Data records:

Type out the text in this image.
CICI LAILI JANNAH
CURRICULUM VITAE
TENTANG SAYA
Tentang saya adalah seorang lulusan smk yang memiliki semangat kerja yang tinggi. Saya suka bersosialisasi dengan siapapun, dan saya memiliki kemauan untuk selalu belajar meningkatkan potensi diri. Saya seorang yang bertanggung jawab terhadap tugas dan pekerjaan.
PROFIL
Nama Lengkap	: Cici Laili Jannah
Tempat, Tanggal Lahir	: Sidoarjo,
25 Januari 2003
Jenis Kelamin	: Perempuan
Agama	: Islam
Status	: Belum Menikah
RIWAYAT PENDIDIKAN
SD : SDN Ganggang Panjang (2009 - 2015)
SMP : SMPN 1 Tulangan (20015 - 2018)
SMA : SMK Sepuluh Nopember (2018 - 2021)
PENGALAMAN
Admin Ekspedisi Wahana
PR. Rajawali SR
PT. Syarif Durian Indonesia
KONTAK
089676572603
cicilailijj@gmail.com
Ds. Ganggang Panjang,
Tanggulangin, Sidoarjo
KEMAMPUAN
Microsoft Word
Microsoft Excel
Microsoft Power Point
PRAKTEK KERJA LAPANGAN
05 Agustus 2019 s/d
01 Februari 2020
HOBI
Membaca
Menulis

▶ [GOAL OF THE EXERCISE]: Keep only the lines that hold the string "Sidoarjo", and copy them out.

▶ [RESPONSE]:
Tempat, Tanggal Lahir	: Sidoarjo,
Tanggulangin, Sidoarjo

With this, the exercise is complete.